__Written exercise__: Return the records that follow, matching each one exactly.

__Provided data__:
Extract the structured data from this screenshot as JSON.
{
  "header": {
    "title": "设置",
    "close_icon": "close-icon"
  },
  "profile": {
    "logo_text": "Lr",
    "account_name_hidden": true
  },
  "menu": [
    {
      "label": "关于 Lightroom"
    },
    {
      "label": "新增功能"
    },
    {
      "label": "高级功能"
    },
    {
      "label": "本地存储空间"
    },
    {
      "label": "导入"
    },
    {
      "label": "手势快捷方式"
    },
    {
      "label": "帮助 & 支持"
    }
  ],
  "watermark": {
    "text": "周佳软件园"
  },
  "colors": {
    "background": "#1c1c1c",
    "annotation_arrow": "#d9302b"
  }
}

__Written answer__:
Extract the structured data from this screenshot as JSON.
{
  "header": {
    "title": "设置",
    "close_icon": "close-icon"
  },
  "profile": {
    "logo_text": "Lr",
    "account_name_hidden": true
  },
  "menu": [
    {
      "label": "关于 Lightroom"
    },
    {
      "label": "新增功能"
    },
    {
      "label": "高级功能"
    },
    {
      "label": "本地存储空间"
    },
    {
      "label": "导入"
    },
    {
      "label": "手势快捷方式"
    },
    {
      "label": "帮助 & 支持"
    }
  ],
  "watermark": {
    "text": "周佳软件园"
  },
  "colors": {
    "background": "#1c1c1c",
    "annotation_arrow": "#d9302b"
  }
}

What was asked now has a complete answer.